→ WORK TO BE COMPLETED:
Wherever the string "Избранное" occurs in a line of these records, report that line.

** START OF DATA LINES **

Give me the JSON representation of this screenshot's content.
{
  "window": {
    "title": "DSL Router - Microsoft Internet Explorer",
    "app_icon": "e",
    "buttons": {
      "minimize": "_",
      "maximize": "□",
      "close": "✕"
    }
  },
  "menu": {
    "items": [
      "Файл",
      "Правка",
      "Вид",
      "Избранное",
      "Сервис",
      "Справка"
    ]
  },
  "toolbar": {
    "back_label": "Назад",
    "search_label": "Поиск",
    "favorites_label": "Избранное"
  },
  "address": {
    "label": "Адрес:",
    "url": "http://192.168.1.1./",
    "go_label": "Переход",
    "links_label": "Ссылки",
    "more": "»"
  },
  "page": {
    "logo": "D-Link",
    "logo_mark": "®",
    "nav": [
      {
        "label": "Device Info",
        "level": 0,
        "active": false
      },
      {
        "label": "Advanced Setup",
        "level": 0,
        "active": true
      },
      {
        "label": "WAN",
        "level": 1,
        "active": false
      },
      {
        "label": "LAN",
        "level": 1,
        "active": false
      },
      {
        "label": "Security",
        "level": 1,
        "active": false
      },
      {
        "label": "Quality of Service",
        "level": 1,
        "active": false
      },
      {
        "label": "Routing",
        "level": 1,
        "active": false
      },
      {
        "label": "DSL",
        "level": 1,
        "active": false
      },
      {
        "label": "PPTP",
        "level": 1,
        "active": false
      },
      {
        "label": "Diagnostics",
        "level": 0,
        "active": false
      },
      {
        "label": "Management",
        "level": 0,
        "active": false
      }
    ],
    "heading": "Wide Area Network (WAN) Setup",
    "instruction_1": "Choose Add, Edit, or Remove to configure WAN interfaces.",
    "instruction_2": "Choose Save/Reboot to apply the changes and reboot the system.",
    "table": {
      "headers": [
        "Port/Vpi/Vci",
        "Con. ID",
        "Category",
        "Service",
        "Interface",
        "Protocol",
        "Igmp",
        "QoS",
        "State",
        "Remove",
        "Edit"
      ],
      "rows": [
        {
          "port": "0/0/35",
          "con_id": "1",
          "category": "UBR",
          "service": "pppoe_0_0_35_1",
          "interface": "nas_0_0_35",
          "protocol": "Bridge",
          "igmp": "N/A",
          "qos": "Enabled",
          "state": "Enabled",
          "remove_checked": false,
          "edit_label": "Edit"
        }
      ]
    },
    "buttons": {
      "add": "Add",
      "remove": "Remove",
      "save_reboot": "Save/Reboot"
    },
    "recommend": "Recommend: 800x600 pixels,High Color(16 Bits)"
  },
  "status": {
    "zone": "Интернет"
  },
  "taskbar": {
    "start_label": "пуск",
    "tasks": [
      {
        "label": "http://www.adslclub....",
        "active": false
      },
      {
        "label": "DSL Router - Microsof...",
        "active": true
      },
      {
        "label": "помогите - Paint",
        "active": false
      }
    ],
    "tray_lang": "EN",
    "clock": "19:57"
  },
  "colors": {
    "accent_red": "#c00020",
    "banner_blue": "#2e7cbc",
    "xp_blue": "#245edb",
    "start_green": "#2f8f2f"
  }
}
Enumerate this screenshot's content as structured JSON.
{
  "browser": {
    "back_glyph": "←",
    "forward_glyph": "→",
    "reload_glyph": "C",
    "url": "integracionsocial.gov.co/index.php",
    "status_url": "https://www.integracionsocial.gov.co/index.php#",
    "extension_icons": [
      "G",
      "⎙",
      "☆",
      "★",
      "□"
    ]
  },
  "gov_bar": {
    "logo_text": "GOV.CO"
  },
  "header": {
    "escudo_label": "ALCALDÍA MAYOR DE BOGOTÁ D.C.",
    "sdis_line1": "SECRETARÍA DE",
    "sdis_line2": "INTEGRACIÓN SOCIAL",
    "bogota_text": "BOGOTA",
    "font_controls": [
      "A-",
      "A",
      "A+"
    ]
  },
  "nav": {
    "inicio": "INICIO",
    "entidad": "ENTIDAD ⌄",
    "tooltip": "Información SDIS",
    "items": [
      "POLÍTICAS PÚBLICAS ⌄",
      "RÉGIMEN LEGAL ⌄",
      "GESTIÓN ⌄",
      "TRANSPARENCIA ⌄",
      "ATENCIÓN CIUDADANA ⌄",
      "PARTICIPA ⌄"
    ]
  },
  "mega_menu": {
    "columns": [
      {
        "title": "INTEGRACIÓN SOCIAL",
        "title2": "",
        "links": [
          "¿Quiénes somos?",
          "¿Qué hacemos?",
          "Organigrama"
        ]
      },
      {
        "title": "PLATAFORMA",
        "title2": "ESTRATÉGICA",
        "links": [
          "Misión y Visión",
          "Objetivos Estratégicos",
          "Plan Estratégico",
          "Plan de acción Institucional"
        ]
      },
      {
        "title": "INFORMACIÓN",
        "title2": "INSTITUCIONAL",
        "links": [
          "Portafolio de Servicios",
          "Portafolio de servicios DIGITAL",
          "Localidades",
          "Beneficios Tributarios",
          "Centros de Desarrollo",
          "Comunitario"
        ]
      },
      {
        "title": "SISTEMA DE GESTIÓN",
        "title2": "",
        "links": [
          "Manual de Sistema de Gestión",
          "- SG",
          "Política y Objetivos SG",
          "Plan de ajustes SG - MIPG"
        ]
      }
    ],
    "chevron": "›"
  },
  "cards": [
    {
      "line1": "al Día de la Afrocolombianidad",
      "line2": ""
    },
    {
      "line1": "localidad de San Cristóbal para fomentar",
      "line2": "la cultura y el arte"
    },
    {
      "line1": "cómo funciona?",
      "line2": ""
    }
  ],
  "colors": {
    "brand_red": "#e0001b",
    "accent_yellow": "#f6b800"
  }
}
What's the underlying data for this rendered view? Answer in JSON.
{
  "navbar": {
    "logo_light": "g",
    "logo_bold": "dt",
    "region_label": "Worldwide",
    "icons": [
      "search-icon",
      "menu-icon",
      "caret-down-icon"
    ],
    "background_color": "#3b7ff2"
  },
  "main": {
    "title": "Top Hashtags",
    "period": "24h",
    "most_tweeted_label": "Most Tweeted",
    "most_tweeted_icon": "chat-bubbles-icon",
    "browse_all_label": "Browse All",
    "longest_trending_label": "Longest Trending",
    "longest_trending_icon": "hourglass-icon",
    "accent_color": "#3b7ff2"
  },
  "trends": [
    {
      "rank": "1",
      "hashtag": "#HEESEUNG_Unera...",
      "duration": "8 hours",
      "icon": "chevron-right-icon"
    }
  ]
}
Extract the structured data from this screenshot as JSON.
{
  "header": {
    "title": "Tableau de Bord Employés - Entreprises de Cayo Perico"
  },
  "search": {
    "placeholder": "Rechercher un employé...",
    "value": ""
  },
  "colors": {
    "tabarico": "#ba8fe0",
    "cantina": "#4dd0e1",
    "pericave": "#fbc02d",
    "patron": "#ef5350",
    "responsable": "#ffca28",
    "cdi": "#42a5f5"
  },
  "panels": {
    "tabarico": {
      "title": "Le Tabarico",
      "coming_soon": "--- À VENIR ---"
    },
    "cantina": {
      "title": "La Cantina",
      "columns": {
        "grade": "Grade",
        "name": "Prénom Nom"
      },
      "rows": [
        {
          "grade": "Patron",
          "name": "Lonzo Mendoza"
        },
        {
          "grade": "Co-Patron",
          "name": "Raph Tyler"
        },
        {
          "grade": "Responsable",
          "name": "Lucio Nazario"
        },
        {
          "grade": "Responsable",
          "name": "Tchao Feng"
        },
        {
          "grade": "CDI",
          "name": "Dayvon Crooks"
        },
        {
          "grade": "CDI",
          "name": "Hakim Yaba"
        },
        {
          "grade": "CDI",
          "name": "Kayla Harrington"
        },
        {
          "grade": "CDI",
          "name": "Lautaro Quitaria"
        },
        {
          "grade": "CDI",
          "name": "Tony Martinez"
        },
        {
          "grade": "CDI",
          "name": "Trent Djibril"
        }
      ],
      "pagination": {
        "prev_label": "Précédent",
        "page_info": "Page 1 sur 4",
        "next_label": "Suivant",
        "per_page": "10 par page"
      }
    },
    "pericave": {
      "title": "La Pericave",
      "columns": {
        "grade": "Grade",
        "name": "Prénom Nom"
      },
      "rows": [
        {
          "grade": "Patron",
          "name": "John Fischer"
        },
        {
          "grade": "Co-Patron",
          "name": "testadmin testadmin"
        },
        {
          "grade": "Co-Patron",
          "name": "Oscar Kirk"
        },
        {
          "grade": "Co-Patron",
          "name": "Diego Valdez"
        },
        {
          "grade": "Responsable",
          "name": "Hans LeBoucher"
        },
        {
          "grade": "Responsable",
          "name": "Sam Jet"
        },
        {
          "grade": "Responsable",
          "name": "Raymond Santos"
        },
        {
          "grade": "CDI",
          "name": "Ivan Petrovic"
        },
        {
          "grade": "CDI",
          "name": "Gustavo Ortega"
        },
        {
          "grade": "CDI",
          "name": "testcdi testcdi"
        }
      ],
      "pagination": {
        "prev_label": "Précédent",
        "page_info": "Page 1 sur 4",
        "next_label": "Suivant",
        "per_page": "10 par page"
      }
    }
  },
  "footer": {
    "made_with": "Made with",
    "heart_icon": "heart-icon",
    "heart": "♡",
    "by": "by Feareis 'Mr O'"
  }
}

** END OF DATA LINES **

→ EXPECTED OUTPUT:
      "Избранное",
    "favorites_label": "Избранное"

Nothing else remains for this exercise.